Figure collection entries
····················

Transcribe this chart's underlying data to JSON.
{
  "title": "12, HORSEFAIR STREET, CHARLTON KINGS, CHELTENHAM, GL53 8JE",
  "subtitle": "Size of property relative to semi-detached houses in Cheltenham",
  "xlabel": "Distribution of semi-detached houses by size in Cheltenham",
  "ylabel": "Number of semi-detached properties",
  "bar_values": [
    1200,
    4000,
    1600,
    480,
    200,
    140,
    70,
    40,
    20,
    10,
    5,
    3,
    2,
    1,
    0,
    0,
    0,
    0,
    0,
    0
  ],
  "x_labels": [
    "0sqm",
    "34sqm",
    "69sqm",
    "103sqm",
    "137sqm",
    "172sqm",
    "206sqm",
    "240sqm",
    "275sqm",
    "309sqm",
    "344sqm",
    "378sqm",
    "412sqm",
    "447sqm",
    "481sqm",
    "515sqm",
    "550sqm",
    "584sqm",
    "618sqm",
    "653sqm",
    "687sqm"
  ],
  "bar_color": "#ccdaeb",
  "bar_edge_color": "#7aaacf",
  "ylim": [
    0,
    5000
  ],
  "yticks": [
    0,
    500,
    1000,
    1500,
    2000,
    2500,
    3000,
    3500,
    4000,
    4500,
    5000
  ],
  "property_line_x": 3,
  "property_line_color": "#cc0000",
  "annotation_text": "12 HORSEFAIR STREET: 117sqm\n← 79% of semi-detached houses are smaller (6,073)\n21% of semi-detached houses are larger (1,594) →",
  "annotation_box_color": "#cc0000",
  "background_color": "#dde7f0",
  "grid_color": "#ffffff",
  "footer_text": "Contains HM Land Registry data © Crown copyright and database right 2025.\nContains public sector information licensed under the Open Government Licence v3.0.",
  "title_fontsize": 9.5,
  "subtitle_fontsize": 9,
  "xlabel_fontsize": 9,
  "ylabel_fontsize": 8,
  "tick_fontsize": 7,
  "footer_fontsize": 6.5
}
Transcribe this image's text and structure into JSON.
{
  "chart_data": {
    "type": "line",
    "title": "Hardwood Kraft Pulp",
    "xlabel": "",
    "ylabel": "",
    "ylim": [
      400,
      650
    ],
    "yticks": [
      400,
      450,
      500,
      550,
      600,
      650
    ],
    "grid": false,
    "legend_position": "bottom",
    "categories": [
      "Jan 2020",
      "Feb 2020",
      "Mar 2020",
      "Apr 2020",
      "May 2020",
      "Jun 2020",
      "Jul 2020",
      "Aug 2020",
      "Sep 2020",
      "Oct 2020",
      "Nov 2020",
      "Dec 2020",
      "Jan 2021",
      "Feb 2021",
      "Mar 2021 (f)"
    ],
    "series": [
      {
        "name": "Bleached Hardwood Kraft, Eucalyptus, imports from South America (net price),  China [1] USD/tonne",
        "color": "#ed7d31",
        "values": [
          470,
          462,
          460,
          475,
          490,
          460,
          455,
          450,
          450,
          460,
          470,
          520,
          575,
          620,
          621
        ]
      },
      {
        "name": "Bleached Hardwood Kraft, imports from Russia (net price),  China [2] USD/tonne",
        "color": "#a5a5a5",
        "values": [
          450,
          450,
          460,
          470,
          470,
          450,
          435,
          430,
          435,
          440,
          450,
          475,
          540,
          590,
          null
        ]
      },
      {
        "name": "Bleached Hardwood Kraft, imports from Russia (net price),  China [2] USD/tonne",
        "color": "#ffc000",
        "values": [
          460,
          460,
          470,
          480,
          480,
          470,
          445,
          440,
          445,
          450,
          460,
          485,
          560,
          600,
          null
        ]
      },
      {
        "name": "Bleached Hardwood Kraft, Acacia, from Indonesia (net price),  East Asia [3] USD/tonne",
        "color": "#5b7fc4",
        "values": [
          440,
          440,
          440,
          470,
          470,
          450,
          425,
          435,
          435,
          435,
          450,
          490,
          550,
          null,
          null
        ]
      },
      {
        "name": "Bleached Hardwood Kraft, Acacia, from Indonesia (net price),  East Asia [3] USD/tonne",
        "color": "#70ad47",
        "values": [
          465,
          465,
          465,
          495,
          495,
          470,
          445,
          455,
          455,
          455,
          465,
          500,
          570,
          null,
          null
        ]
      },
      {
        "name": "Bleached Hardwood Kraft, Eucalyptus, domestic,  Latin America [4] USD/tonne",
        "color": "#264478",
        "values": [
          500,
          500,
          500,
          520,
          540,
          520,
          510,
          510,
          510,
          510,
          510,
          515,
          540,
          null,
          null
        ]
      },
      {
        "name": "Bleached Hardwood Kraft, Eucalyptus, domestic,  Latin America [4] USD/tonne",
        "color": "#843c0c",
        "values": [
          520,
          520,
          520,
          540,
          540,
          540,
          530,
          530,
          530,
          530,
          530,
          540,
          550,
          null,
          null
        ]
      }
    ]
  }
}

····················

* EXERCISE DESCRIPTION
Write out all of the records above exactly as they appear.

* EXERCISE ANSWER
Transcribe this chart's underlying data to JSON.
{
  "title": "12, HORSEFAIR STREET, CHARLTON KINGS, CHELTENHAM, GL53 8JE",
  "subtitle": "Size of property relative to semi-detached houses in Cheltenham",
  "xlabel": "Distribution of semi-detached houses by size in Cheltenham",
  "ylabel": "Number of semi-detached properties",
  "bar_values": [
    1200,
    4000,
    1600,
    480,
    200,
    140,
    70,
    40,
    20,
    10,
    5,
    3,
    2,
    1,
    0,
    0,
    0,
    0,
    0,
    0
  ],
  "x_labels": [
    "0sqm",
    "34sqm",
    "69sqm",
    "103sqm",
    "137sqm",
    "172sqm",
    "206sqm",
    "240sqm",
    "275sqm",
    "309sqm",
    "344sqm",
    "378sqm",
    "412sqm",
    "447sqm",
    "481sqm",
    "515sqm",
    "550sqm",
    "584sqm",
    "618sqm",
    "653sqm",
    "687sqm"
  ],
  "bar_color": "#ccdaeb",
  "bar_edge_color": "#7aaacf",
  "ylim": [
    0,
    5000
  ],
  "yticks": [
    0,
    500,
    1000,
    1500,
    2000,
    2500,
    3000,
    3500,
    4000,
    4500,
    5000
  ],
  "property_line_x": 3,
  "property_line_color": "#cc0000",
  "annotation_text": "12 HORSEFAIR STREET: 117sqm\n← 79% of semi-detached houses are smaller (6,073)\n21% of semi-detached houses are larger (1,594) →",
  "annotation_box_color": "#cc0000",
  "background_color": "#dde7f0",
  "grid_color": "#ffffff",
  "footer_text": "Contains HM Land Registry data © Crown copyright and database right 2025.\nContains public sector information licensed under the Open Government Licence v3.0.",
  "title_fontsize": 9.5,
  "subtitle_fontsize": 9,
  "xlabel_fontsize": 9,
  "ylabel_fontsize": 8,
  "tick_fontsize": 7,
  "footer_fontsize": 6.5
}
Transcribe this image's text and structure into JSON.
{
  "chart_data": {
    "type": "line",
    "title": "Hardwood Kraft Pulp",
    "xlabel": "",
    "ylabel": "",
    "ylim": [
      400,
      650
    ],
    "yticks": [
      400,
      450,
      500,
      550,
      600,
      650
    ],
    "grid": false,
    "legend_position": "bottom",
    "categories": [
      "Jan 2020",
      "Feb 2020",
      "Mar 2020",
      "Apr 2020",
      "May 2020",
      "Jun 2020",
      "Jul 2020",
      "Aug 2020",
      "Sep 2020",
      "Oct 2020",
      "Nov 2020",
      "Dec 2020",
      "Jan 2021",
      "Feb 2021",
      "Mar 2021 (f)"
    ],
    "series": [
      {
        "name": "Bleached Hardwood Kraft, Eucalyptus, imports from South America (net price),  China [1] USD/tonne",
        "color": "#ed7d31",
        "values": [
          470,
          462,
          460,
          475,
          490,
          460,
          455,
          450,
          450,
          460,
          470,
          520,
          575,
          620,
          621
        ]
      },
      {
        "name": "Bleached Hardwood Kraft, imports from Russia (net price),  China [2] USD/tonne",
        "color": "#a5a5a5",
        "values": [
          450,
          450,
          460,
          470,
          470,
          450,
          435,
          430,
          435,
          440,
          450,
          475,
          540,
          590,
          null
        ]
      },
      {
        "name": "Bleached Hardwood Kraft, imports from Russia (net price),  China [2] USD/tonne",
        "color": "#ffc000",
        "values": [
          460,
          460,
          470,
          480,
          480,
          470,
          445,
          440,
          445,
          450,
          460,
          485,
          560,
          600,
          null
        ]
      },
      {
        "name": "Bleached Hardwood Kraft, Acacia, from Indonesia (net price),  East Asia [3] USD/tonne",
        "color": "#5b7fc4",
        "values": [
          440,
          440,
          440,
          470,
          470,
          450,
          425,
          435,
          435,
          435,
          450,
          490,
          550,
          null,
          null
        ]
      },
      {
        "name": "Bleached Hardwood Kraft, Acacia, from Indonesia (net price),  East Asia [3] USD/tonne",
        "color": "#70ad47",
        "values": [
          465,
          465,
          465,
          495,
          495,
          470,
          445,
          455,
          455,
          455,
          465,
          500,
          570,
          null,
          null
        ]
      },
      {
        "name": "Bleached Hardwood Kraft, Eucalyptus, domestic,  Latin America [4] USD/tonne",
        "color": "#264478",
        "values": [
          500,
          500,
          500,
          520,
          540,
          520,
          510,
          510,
          510,
          510,
          510,
          515,
          540,
          null,
          null
        ]
      },
      {
        "name": "Bleached Hardwood Kraft, Eucalyptus, domestic,  Latin America [4] USD/tonne",
        "color": "#843c0c",
        "values": [
          520,
          520,
          520,
          540,
          540,
          540,
          530,
          530,
          530,
          530,
          530,
          540,
          550,
          null,
          null
        ]
      }
    ]
  }
}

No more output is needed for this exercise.